# best trout



## nate. (Nov 12, 2009)

personal best on fly. not sure of the length but it went 3.5#.


----------



## Snookdaddy (Jan 5, 2008)

I didn't know you were a "Fly Chucker". Nice trout!

Have you started tying flies yet? Be careful, you will have 100's of flies laying around the house along with feathers, fur and EP fibers everywhere...


----------



## nate. (Nov 12, 2009)

Just got really into it. I have a vice and will soon have fly materials every where.


----------



## Shadowcast (Feb 26, 2008)

That is a nice trout on fly!


----------



## phishphood (Dec 15, 2006)

Nice trout Nate. I'll be looking for a few of those this weekend myself.


----------



## dingoatemebaby (Sep 14, 2011)

way to go dude!


----------



## ifsteve (Jul 1, 2010)

One of these days I am going to show Nate some REAL trout..... ;D


----------



## Capt_TD1 (Jul 15, 2011)

Nice trout on the fly. I have yet catch any of size on the fly here in Louisiana...then again I have yet to fish for them the right way on the fly. The school trout are usually too much fun to worry about the big girls.


----------



## nate. (Nov 12, 2009)

> One of these days I am going to show Nate some REAL trout..... ;D


----------



## skinny_water (Jun 11, 2008)

> One of these days I am going to show Nate some REAL trout..... ;D


We have real trout around here ....


----------



## jrasband (Jul 12, 2010)

Good stuff. I live in Bradenton and do alot of sightfishing for reds and snook with the flyrod. Let me know if you wanna get out or have any questions about fly fishing. 

Jeff


----------



## nate. (Nov 12, 2009)

richard, the trout steve was catching a few weeks ago could eat that trout..........


----------

▶ _Instruction a_
Answer these questions using the fishing thread:
(i) How much did nate's personal-best fish on fly weigh?
(ii) What does nate say he already has for tying flies?
(iii) Where does jrasband say he lives?

▶ _Listed entries_
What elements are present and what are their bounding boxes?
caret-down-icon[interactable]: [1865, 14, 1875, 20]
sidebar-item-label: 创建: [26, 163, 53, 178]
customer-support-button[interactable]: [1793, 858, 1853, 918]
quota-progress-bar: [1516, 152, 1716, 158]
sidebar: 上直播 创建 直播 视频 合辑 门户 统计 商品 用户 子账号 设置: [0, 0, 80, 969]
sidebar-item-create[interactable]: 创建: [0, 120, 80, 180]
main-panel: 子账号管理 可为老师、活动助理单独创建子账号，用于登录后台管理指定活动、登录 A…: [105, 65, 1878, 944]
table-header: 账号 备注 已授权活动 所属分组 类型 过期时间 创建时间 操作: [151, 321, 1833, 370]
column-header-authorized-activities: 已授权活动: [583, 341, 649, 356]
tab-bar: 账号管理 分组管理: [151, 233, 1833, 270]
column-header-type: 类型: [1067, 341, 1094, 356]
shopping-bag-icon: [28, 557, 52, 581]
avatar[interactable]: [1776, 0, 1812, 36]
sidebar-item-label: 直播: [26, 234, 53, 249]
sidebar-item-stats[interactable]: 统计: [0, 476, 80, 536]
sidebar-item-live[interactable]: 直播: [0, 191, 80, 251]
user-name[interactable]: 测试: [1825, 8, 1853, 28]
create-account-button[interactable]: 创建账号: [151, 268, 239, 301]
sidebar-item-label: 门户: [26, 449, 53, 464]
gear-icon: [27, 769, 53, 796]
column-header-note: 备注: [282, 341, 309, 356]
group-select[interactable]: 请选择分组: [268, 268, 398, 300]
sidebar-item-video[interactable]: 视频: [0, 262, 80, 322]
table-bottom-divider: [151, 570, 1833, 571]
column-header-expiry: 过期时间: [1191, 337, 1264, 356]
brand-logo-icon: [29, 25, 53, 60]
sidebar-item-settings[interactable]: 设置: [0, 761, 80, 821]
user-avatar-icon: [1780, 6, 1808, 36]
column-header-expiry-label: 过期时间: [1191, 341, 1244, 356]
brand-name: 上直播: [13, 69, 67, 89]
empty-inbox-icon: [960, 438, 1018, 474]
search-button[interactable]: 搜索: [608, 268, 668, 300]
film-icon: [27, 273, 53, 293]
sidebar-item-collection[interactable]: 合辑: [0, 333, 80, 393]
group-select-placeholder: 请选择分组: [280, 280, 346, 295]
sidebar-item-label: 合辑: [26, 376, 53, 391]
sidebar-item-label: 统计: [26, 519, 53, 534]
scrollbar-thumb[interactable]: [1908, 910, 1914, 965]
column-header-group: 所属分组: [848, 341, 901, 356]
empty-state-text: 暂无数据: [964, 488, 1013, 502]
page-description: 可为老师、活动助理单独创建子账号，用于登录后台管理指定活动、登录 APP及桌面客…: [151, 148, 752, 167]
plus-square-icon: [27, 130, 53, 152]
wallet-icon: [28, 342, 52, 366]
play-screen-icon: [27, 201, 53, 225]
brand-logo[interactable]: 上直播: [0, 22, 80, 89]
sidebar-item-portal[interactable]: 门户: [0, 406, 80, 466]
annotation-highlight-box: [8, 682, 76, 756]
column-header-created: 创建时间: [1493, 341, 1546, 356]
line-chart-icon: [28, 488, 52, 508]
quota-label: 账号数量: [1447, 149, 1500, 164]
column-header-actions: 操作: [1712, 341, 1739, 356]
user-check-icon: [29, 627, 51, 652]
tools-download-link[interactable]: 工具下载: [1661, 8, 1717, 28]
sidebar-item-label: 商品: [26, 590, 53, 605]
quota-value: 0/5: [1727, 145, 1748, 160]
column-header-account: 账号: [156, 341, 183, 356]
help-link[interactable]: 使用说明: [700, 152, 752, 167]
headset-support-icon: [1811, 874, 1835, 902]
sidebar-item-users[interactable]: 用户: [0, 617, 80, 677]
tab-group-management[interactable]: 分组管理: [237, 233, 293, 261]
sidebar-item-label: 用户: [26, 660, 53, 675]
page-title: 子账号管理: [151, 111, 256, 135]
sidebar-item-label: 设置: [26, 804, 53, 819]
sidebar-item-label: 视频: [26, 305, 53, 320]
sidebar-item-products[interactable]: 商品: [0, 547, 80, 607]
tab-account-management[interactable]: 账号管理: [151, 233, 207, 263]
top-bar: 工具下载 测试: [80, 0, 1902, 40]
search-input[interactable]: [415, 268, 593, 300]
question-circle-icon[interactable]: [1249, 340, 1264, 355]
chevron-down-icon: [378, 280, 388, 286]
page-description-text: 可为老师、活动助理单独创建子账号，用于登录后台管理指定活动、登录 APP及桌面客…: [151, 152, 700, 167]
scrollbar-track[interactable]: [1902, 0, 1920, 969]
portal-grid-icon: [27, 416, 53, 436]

▶ _Instruction b_
Retype the records from their first line through the line containing "tab-bar: 账号管理 分组管理: [151, 233, 1833, 270]", including both ends, with each line reproduced character for character.

▶ _Right answer a_
(i) 3.5#
(ii) A vice
(iii) Bradenton

▶ _Right answer b_
What elements are present and what are their bounding boxes?
caret-down-icon[interactable]: [1865, 14, 1875, 20]
sidebar-item-label: 创建: [26, 163, 53, 178]
customer-support-button[interactable]: [1793, 858, 1853, 918]
quota-progress-bar: [1516, 152, 1716, 158]
sidebar: 上直播 创建 直播 视频 合辑 门户 统计 商品 用户 子账号 设置: [0, 0, 80, 969]
sidebar-item-create[interactable]: 创建: [0, 120, 80, 180]
main-panel: 子账号管理 可为老师、活动助理单独创建子账号，用于登录后台管理指定活动、登录 A…: [105, 65, 1878, 944]
table-header: 账号 备注 已授权活动 所属分组 类型 过期时间 创建时间 操作: [151, 321, 1833, 370]
column-header-authorized-activities: 已授权活动: [583, 341, 649, 356]
tab-bar: 账号管理 分组管理: [151, 233, 1833, 270]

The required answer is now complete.